> [Tasks to carry out]:
[A] In the Rififi review, whom does Tony beat for leaving him for the gangster?
[B] Please copy the Rififi review word for word, from "Rififi (1955) Poster(Editor’s" to "everything they gained.".
[C] Write the next part of the Rififi film review, picking up after its final sentence.

> [Quoted passage]:
:::

Rififi (1955) Poster(Editor’s Note: Review May Contain Spoilers)

Rififi revolves around four guys who conspire to commit the perfect jewel heist. We see their preparations as they plan the  heist, the heist itself and how the carelessness of the one destroyed everything they gained.


In the beginning it is a little difficult to understand that the protagonists have a criminal past and that is mainly due to Jo’s parenthood and their general appearance. But as time passes their criminal tendencies become much more clear, especially as far Tony is concerned. It was very interesting watching Tony, Jo, Marco and Cesar planning and trying to organize themselves, and the scene of the heist makes the viewer very anxious about what is going to happen. I believe the after- robbery events are fascinating as well, because we notice how easy is for a person to become engulfed with avarice and make mistakes. Generally, I would not say I had any complaint with the plotline, since it was a clever concept. Τhe whole fight with Grutter was very sophisticated and presented without extraneous violence, while the ones when Tony tried to save Jo’s son were full of suspense.


  • Tony Stephanois: He appears to be well-known in criminal circles and after he gets out of prison he has the perfect way to get into Grutter’s eye for taking Mado away from him. He appears to be ruthless and insensitive, as he beats Mado for leaving him for the gangster. He becomes the leader of the heist, after he decides to take part in it and we can see that he is respected by the other three protagonists. He is admired for his way of thinking during the preparation stage and he is considered an important member of the conspiracy, although he appears to be cruel with Mado and snobbish towards Cesar many times. He is professional at his job and he will do whatever it takes for a more risky goal, but at the same time he is very generous and loyal to his friends.

:::

> [Records shown]:
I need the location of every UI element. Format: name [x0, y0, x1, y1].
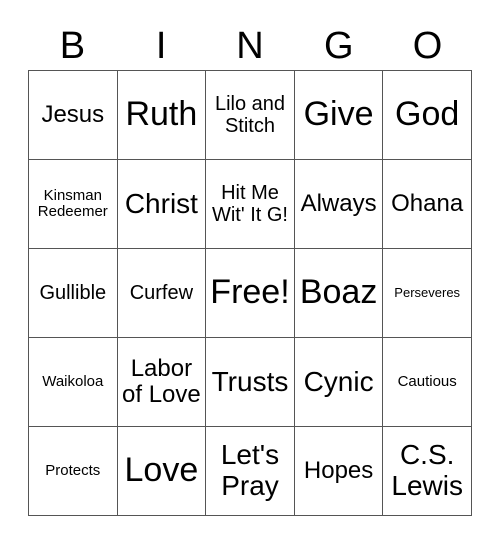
- bingo-cell-label: God: [395, 95, 460, 134]
- bingo-cell[interactable]: Cautious: [383, 338, 472, 427]
- bingo-cell[interactable]: Always: [294, 160, 384, 249]
- bingo-cell[interactable]: Trusts: [206, 338, 295, 427]
- bingo-cell[interactable]: Boaz: [294, 249, 384, 338]
- bingo-cell[interactable]: Protects: [29, 427, 118, 516]
- bingo-row: Kinsman Redeemer Christ Hit Me Wit' It G! A…: [29, 160, 472, 249]
- bingo-cell[interactable]: Lilo and Stitch: [206, 71, 295, 160]
- bingo-cell-free-space[interactable]: Free!: [206, 249, 295, 338]
- bingo-header-letter-i: I: [155, 25, 167, 67]
- bingo-cell[interactable]: Hit Me Wit' It G!: [206, 160, 295, 249]
- bingo-cell[interactable]: C.S. Lewis: [383, 427, 472, 516]
- bingo-cell-label: Cautious: [397, 372, 457, 390]
- bingo-cell-label: Christ: [124, 187, 198, 219]
- bingo-cell[interactable]: Waikoloa: [29, 338, 118, 427]
- bingo-cell-label: Labor of Love: [122, 354, 201, 408]
- bingo-row: Protects Love Let's Pray Hopes C.S. Lewis: [29, 427, 472, 516]
- bingo-cell[interactable]: Kinsman Redeemer: [29, 160, 118, 249]
- bingo-header-letter-o: O: [412, 25, 443, 67]
- bingo-cell[interactable]: Gullible: [29, 249, 118, 338]
- bingo-cell-label: Let's Pray: [220, 439, 280, 501]
- bingo-cell-label: Curfew: [129, 282, 194, 304]
- bingo-cell-label: Love: [124, 451, 199, 490]
- bingo-cell[interactable]: Labor of Love: [117, 338, 207, 427]
- bingo-header-letter-n: N: [236, 25, 264, 67]
- bingo-cell-label: Ohana: [391, 189, 464, 217]
- bingo-cell-label: Cynic: [303, 365, 374, 397]
- bingo-cell-label: Trusts: [211, 365, 289, 397]
- bingo-cell-label: Perseveres: [394, 284, 461, 300]
- bingo-cell-label: Ruth: [125, 95, 198, 134]
- bingo-cell-label: Protects: [45, 461, 101, 479]
- bingo-header-row: BINGO: [28, 22, 472, 70]
- bingo-row: Jesus Ruth Lilo and Stitch Give God: [29, 71, 472, 160]
- bingo-cell-label: Free!: [210, 273, 290, 312]
- bingo-cell[interactable]: Love: [117, 427, 207, 516]
- bingo-row: Gullible Curfew Free! Boaz Perseveres: [29, 249, 472, 338]
- bingo-header-letter-g: G: [324, 25, 354, 67]
- bingo-cell-label: Give: [303, 95, 374, 134]
- bingo-header-letter-b: B: [59, 25, 86, 67]
- bingo-cell[interactable]: God: [383, 71, 472, 160]
- bingo-cell-label: C.S. Lewis: [391, 439, 463, 501]
- bingo-cell[interactable]: Curfew: [117, 249, 207, 338]
- bingo-cell-label: Boaz: [299, 273, 378, 312]
- bingo-cell[interactable]: Hopes: [294, 427, 384, 516]
- bingo-cell[interactable]: Let's Pray: [206, 427, 295, 516]
- bingo-cell[interactable]: Ruth: [117, 71, 207, 160]
- bingo-grid: Jesus Ruth Lilo and Stitch Give God Kinsman R…: [28, 70, 472, 516]
- bingo-cell[interactable]: Ohana: [383, 160, 472, 249]
- bingo-cell[interactable]: Perseveres: [383, 249, 472, 338]
- bingo-cell-label: Kinsman Redeemer: [37, 186, 108, 220]
- bingo-cell-label: Lilo and Stitch: [214, 93, 286, 137]
- bingo-cell[interactable]: Give: [294, 71, 384, 160]
- bingo-row: Waikoloa Labor of Love Trusts Cynic Cautious: [29, 338, 472, 427]
- bingo-cell-label: Hopes: [303, 456, 374, 484]
- bingo-cell[interactable]: Jesus: [29, 71, 118, 160]
- bingo-cell[interactable]: Christ: [117, 160, 207, 249]
- bingo-cell-label: Waikoloa: [42, 372, 104, 390]
- bingo-cell-label: Jesus: [41, 100, 105, 128]
- bingo-card: B I N G O Jesus Ruth Lilo and Stitch Give God Kin…: [0, 0, 500, 544]
- bingo-cell-label: Gullible: [39, 282, 107, 304]
- bingo-cell[interactable]: Cynic: [294, 338, 384, 427]
- bingo-cell-label: Hit Me Wit' It G!: [211, 182, 288, 226]
- bingo-cell-label: Always: [300, 189, 377, 217]
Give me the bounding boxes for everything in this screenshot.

:::

> [Answers to the exercise]:
[A] Mado.

[B]
Rififi (1955) Poster(Editor’s Note: Review May Contain Spoilers)

Rififi revolves around four guys who conspire to commit the perfect jewel heist. We see their preparations as they plan the  heist, the heist itself and how the carelessness of the one destroyed everything they gained.

[C]
  • Jo: Jo comes from a poor family and he is the only one of the four who has family. His little son is his weakness, which Grutter later takes advantage of to blackmail him. Although we do not see many scenes with his wife — we barely remember her — he really cares for his son and does not hesitate to give the money he took from the robbery to save his son.
  • Mario: He is the Italian friend of Tony and Jo, and the one who suggests that Cesar help them. He is the more enthusiastic of the other two and has an amorous relationship with his wife, even though she does not know what is going on with the robbery. Both of them die in their refusal to betray the others.
  • Cesar: Cesar is a safe-cracker and offers his useful services to the gang, because of his admiration for Stephanois. However, it is obvious that he is spontaneous and gets too easily emotional. He gets captivated by Viviane, a singer who works in Grutter’s club and does the fatal mistake to give her as present one ring of the jewels they stole. His fear leads him to spill the beans about where the money is and he finally gets punished for that by Tony. He actually represents a  person of the lower-class who has perhaps less control over ones emotions, and easily makes mistakes because of his naiveté or just symbolizes the flawed nature of humanity.
Carl Möhner and Jean Servais in Du rififi chez les hommes (1955)
Carl Möhner and Jean Servais in Du rififi chez les hommes (1955)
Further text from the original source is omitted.